- Task material
+ + + + +
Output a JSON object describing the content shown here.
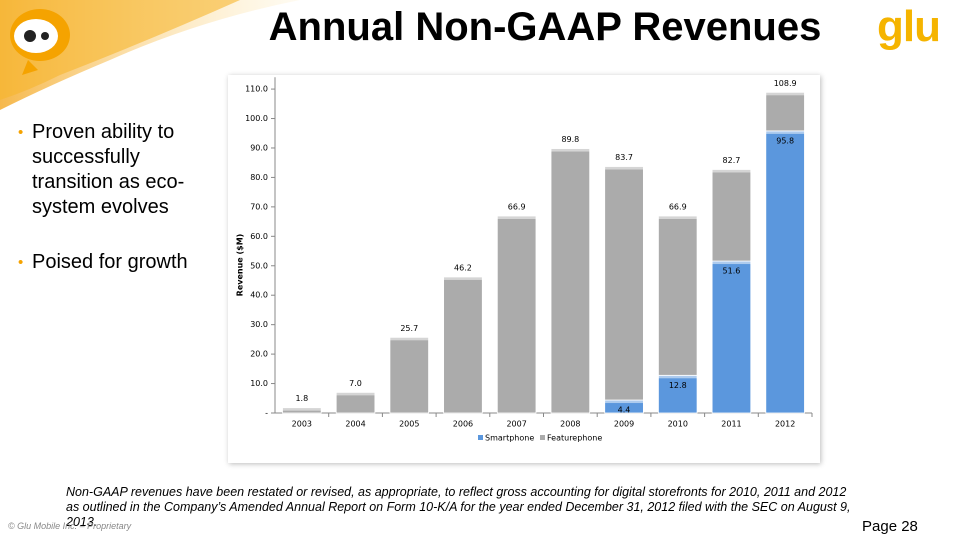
{
  "header": {
    "title": "Annual Non-GAAP Revenues",
    "logo": "glu"
  },
  "bullets": [
    "Proven ability to successfully transition as eco-system evolves",
    "Poised for growth"
  ],
  "chart_data": {
    "type": "stacked_bar",
    "y_label": "Revenue ($M)",
    "categories": [
      "2003",
      "2004",
      "2005",
      "2006",
      "2007",
      "2008",
      "2009",
      "2010",
      "2011",
      "2012"
    ],
    "series": [
      {
        "name": "Smartphone",
        "color": "#5b97dd",
        "values": [
          null,
          null,
          null,
          null,
          null,
          null,
          4.4,
          12.8,
          51.6,
          95.8
        ]
      },
      {
        "name": "Featurephone",
        "color": "#ababab",
        "values": [
          1.8,
          7.0,
          25.7,
          46.2,
          66.9,
          89.8,
          79.3,
          54.1,
          31.1,
          13.1
        ]
      }
    ],
    "totals": {
      "values": [
        1.8,
        7.0,
        25.7,
        46.2,
        66.9,
        89.8,
        83.7,
        66.9,
        82.7,
        108.9
      ],
      "value_labels": [
        "1.8",
        "7.0",
        "25.7",
        "46.2",
        "66.9",
        "89.8",
        "83.7",
        "66.9",
        "82.7",
        "108.9"
      ]
    },
    "ylim": [
      0,
      114
    ],
    "yticks": [
      {
        "value": 0,
        "label": "-"
      },
      {
        "value": 10,
        "label": "10.0"
      },
      {
        "value": 20,
        "label": "20.0"
      },
      {
        "value": 30,
        "label": "30.0"
      },
      {
        "value": 40,
        "label": "40.0"
      },
      {
        "value": 50,
        "label": "50.0"
      },
      {
        "value": 60,
        "label": "60.0"
      },
      {
        "value": 70,
        "label": "70.0"
      },
      {
        "value": 80,
        "label": "80.0"
      },
      {
        "value": 90,
        "label": "90.0"
      },
      {
        "value": 100,
        "label": "100.0"
      },
      {
        "value": 110,
        "label": "110.0"
      }
    ],
    "grid": false,
    "legend": "bottom"
  },
  "footnote": "Non-GAAP revenues have been restated or revised, as appropriate, to reflect gross accounting for digital storefronts for 2010, 2011 and 2012 as outlined in the Company’s Amended Annual Report on Form 10-K/A for the year ended December 31, 2012 filed with the SEC on August 9, 2013.",
  "footer": {
    "copyright": "© Glu Mobile Inc. – Proprietary",
    "page": "Page 28"
  }
}
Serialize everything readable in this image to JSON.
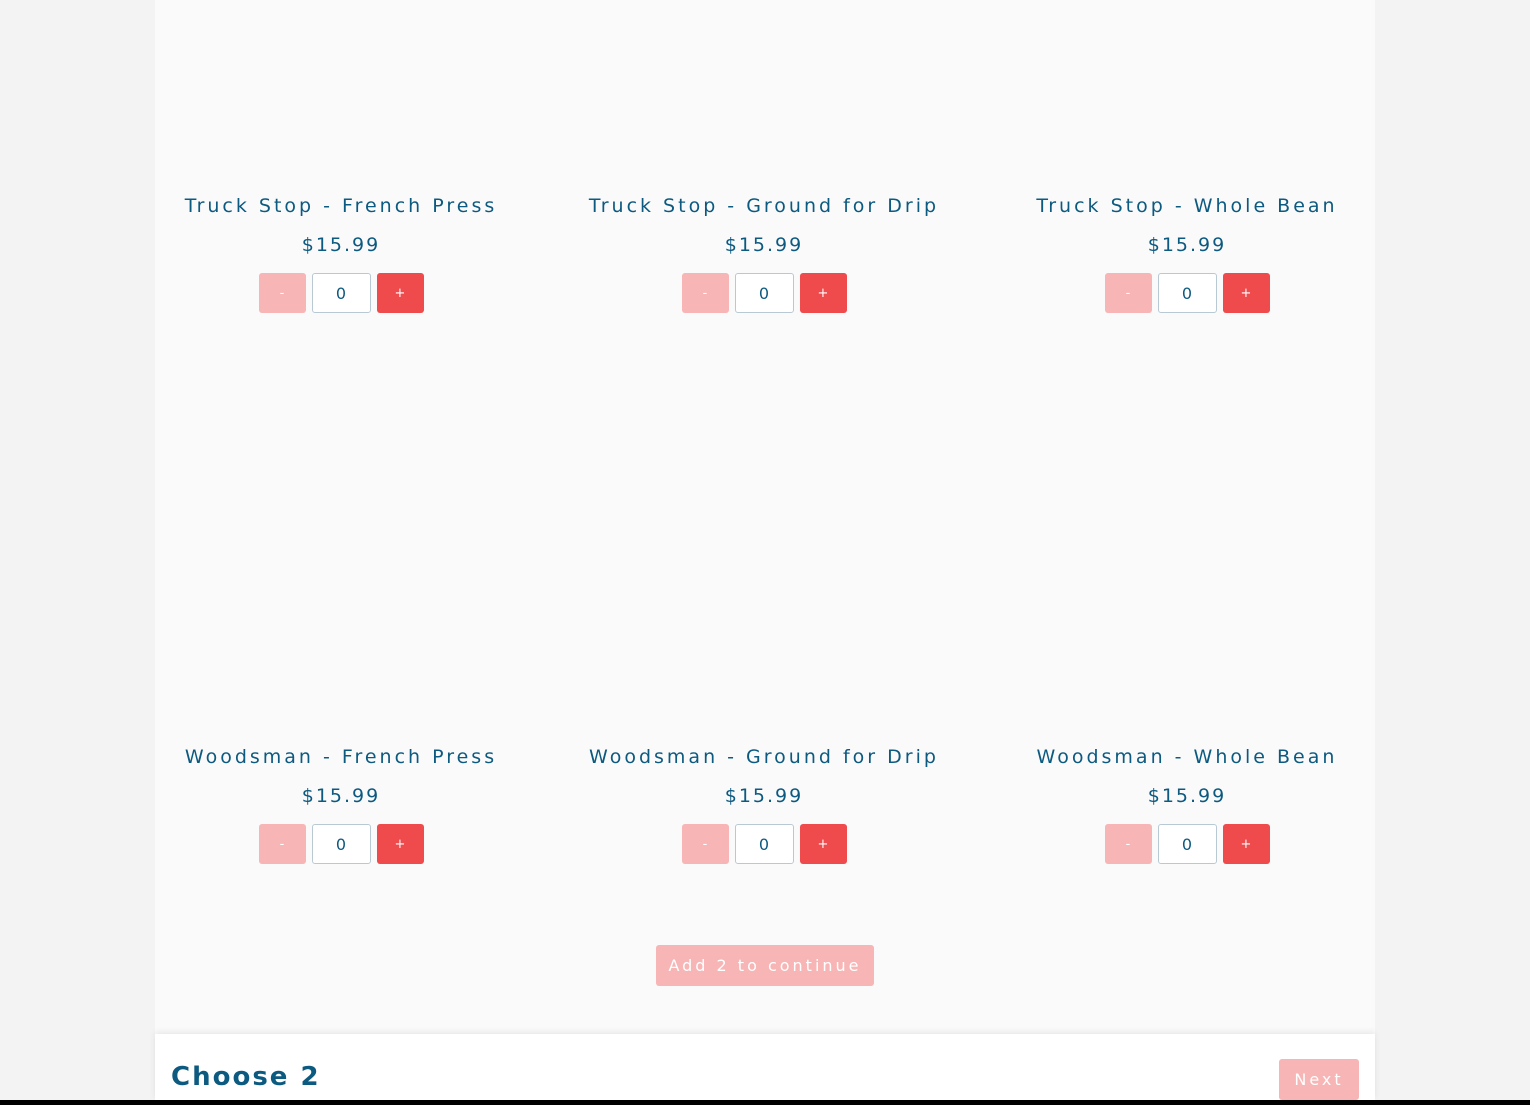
{
  "products": [
    {
      "name": "Truck Stop - French Press",
      "price": "$15.99",
      "quantity": "0",
      "minus": "-",
      "plus": "+"
    },
    {
      "name": "Truck Stop - Ground for Drip",
      "price": "$15.99",
      "quantity": "0",
      "minus": "-",
      "plus": "+"
    },
    {
      "name": "Truck Stop - Whole Bean",
      "price": "$15.99",
      "quantity": "0",
      "minus": "-",
      "plus": "+"
    },
    {
      "name": "Woodsman - French Press",
      "price": "$15.99",
      "quantity": "0",
      "minus": "-",
      "plus": "+"
    },
    {
      "name": "Woodsman - Ground for Drip",
      "price": "$15.99",
      "quantity": "0",
      "minus": "-",
      "plus": "+"
    },
    {
      "name": "Woodsman - Whole Bean",
      "price": "$15.99",
      "quantity": "0",
      "minus": "-",
      "plus": "+"
    }
  ],
  "add_button": "Add 2 to continue",
  "footer": {
    "title": "Choose 2",
    "next": "Next"
  },
  "colors": {
    "text": "#0d5a80",
    "accent": "#ef4a4c",
    "disabled": "#f7b5b5"
  }
}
+ + + + +
- What you are asked to do
Transcribe the whole listing, character for character, but not its images.

- Final result
Output a JSON object describing the content shown here.
{
  "header": {
    "title": "Annual Non-GAAP Revenues",
    "logo": "glu"
  },
  "bullets": [
    "Proven ability to successfully transition as eco-system evolves",
    "Poised for growth"
  ],
  "chart_data": {
    "type": "stacked_bar",
    "y_label": "Revenue ($M)",
    "categories": [
      "2003",
      "2004",
      "2005",
      "2006",
      "2007",
      "2008",
      "2009",
      "2010",
      "2011",
      "2012"
    ],
    "series": [
      {
        "name": "Smartphone",
        "color": "#5b97dd",
        "values": [
          null,
          null,
          null,
          null,
          null,
          null,
          4.4,
          12.8,
          51.6,
          95.8
        ]
      },
      {
        "name": "Featurephone",
        "color": "#ababab",
        "values": [
          1.8,
          7.0,
          25.7,
          46.2,
          66.9,
          89.8,
          79.3,
          54.1,
          31.1,
          13.1
        ]
      }
    ],
    "totals": {
      "values": [
        1.8,
        7.0,
        25.7,
        46.2,
        66.9,
        89.8,
        83.7,
        66.9,
        82.7,
        108.9
      ],
      "value_labels": [
        "1.8",
        "7.0",
        "25.7",
        "46.2",
        "66.9",
        "89.8",
        "83.7",
        "66.9",
        "82.7",
        "108.9"
      ]
    },
    "ylim": [
      0,
      114
    ],
    "yticks": [
      {
        "value": 0,
        "label": "-"
      },
      {
        "value": 10,
        "label": "10.0"
      },
      {
        "value": 20,
        "label": "20.0"
      },
      {
        "value": 30,
        "label": "30.0"
      },
      {
        "value": 40,
        "label": "40.0"
      },
      {
        "value": 50,
        "label": "50.0"
      },
      {
        "value": 60,
        "label": "60.0"
      },
      {
        "value": 70,
        "label": "70.0"
      },
      {
        "value": 80,
        "label": "80.0"
      },
      {
        "value": 90,
        "label": "90.0"
      },
      {
        "value": 100,
        "label": "100.0"
      },
      {
        "value": 110,
        "label": "110.0"
      }
    ],
    "grid": false,
    "legend": "bottom"
  },
  "footnote": "Non-GAAP revenues have been restated or revised, as appropriate, to reflect gross accounting for digital storefronts for 2010, 2011 and 2012 as outlined in the Company’s Amended Annual Report on Form 10-K/A for the year ended December 31, 2012 filed with the SEC on August 9, 2013.",
  "footer": {
    "copyright": "© Glu Mobile Inc. – Proprietary",
    "page": "Page 28"
  }
}
Serialize everything readable in this image to JSON.
{
  "products": [
    {
      "name": "Truck Stop - French Press",
      "price": "$15.99",
      "quantity": "0",
      "minus": "-",
      "plus": "+"
    },
    {
      "name": "Truck Stop - Ground for Drip",
      "price": "$15.99",
      "quantity": "0",
      "minus": "-",
      "plus": "+"
    },
    {
      "name": "Truck Stop - Whole Bean",
      "price": "$15.99",
      "quantity": "0",
      "minus": "-",
      "plus": "+"
    },
    {
      "name": "Woodsman - French Press",
      "price": "$15.99",
      "quantity": "0",
      "minus": "-",
      "plus": "+"
    },
    {
      "name": "Woodsman - Ground for Drip",
      "price": "$15.99",
      "quantity": "0",
      "minus": "-",
      "plus": "+"
    },
    {
      "name": "Woodsman - Whole Bean",
      "price": "$15.99",
      "quantity": "0",
      "minus": "-",
      "plus": "+"
    }
  ],
  "add_button": "Add 2 to continue",
  "footer": {
    "title": "Choose 2",
    "next": "Next"
  },
  "colors": {
    "text": "#0d5a80",
    "accent": "#ef4a4c",
    "disabled": "#f7b5b5"
  }
}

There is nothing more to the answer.